(Saved entries)
· · ·

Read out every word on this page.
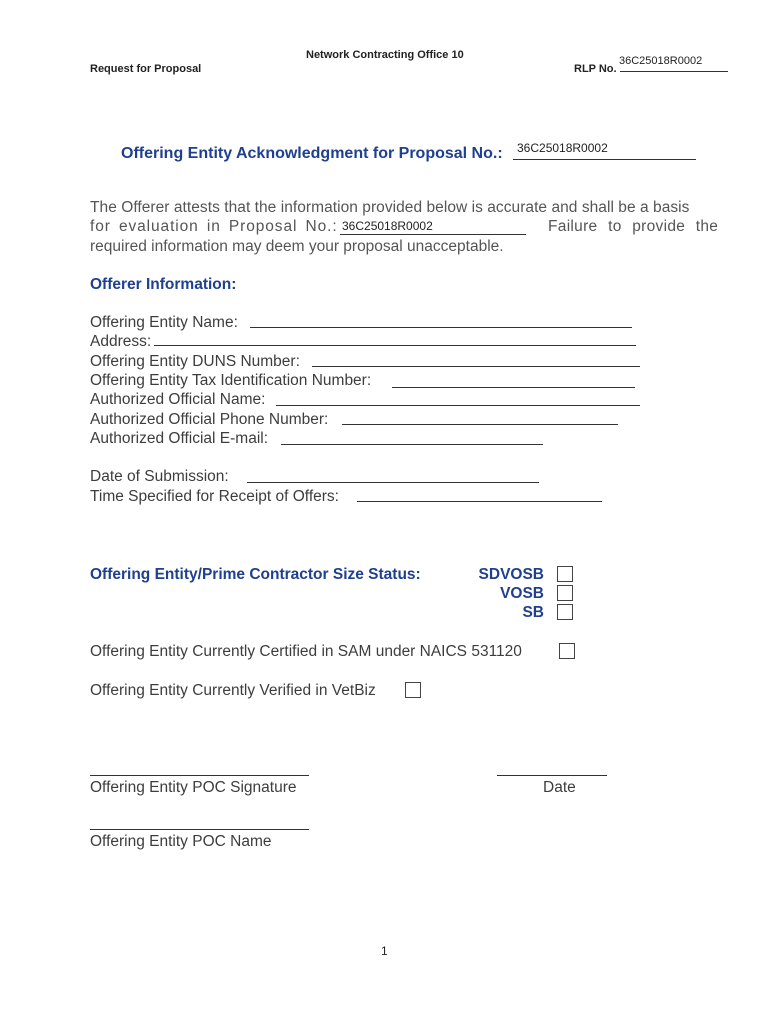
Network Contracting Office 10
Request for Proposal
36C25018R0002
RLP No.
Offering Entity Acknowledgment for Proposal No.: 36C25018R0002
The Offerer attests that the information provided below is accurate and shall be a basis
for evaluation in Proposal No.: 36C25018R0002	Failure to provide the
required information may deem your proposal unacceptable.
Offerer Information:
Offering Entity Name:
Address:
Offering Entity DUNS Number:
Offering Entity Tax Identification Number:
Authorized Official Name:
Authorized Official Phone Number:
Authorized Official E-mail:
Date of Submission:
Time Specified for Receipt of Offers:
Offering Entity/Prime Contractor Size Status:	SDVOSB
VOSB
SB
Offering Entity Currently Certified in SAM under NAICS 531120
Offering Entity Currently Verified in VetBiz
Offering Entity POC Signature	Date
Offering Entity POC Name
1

· · ·

• [What is asked]
Reproduce each line of the entries in which the word "Name" is found.

• [Final result]
Offering Entity Name:
Authorized Official Name:
Offering Entity POC Name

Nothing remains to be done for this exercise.